GIVEN DATA:
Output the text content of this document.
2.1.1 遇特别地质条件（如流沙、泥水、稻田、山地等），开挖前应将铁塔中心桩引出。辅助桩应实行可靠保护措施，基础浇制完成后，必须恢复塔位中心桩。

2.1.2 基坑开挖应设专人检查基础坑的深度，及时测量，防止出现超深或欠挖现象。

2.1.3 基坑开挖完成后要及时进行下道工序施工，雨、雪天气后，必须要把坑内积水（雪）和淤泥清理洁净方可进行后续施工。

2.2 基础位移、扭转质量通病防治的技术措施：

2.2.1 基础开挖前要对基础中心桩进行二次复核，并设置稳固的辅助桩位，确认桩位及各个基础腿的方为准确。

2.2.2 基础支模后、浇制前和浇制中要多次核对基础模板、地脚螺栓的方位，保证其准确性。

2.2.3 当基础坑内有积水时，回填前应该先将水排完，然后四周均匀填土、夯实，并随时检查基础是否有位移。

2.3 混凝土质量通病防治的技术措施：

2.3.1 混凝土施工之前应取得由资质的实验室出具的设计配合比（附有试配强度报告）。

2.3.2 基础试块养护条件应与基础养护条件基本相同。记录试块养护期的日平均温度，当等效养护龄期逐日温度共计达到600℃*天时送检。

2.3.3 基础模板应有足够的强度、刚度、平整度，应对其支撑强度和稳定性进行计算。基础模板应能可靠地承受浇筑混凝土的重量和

THE PROBLEM: Give the material above again, word for word.

FINISHED TASK:
Output the text content of this document.
2.1.1 遇特别地质条件（如流沙、泥水、稻田、山地等），开挖前应将铁塔中心桩引出。辅助桩应实行可靠保护措施，基础浇制完成后，必须恢复塔位中心桩。

2.1.2 基坑开挖应设专人检查基础坑的深度，及时测量，防止出现超深或欠挖现象。

2.1.3 基坑开挖完成后要及时进行下道工序施工，雨、雪天气后，必须要把坑内积水（雪）和淤泥清理洁净方可进行后续施工。

2.2 基础位移、扭转质量通病防治的技术措施：

2.2.1 基础开挖前要对基础中心桩进行二次复核，并设置稳固的辅助桩位，确认桩位及各个基础腿的方为准确。

2.2.2 基础支模后、浇制前和浇制中要多次核对基础模板、地脚螺栓的方位，保证其准确性。

2.2.3 当基础坑内有积水时，回填前应该先将水排完，然后四周均匀填土、夯实，并随时检查基础是否有位移。

2.3 混凝土质量通病防治的技术措施：

2.3.1 混凝土施工之前应取得由资质的实验室出具的设计配合比（附有试配强度报告）。

2.3.2 基础试块养护条件应与基础养护条件基本相同。记录试块养护期的日平均温度，当等效养护龄期逐日温度共计达到600℃*天时送检。

2.3.3 基础模板应有足够的强度、刚度、平整度，应对其支撑强度和稳定性进行计算。基础模板应能可靠地承受浇筑混凝土的重量和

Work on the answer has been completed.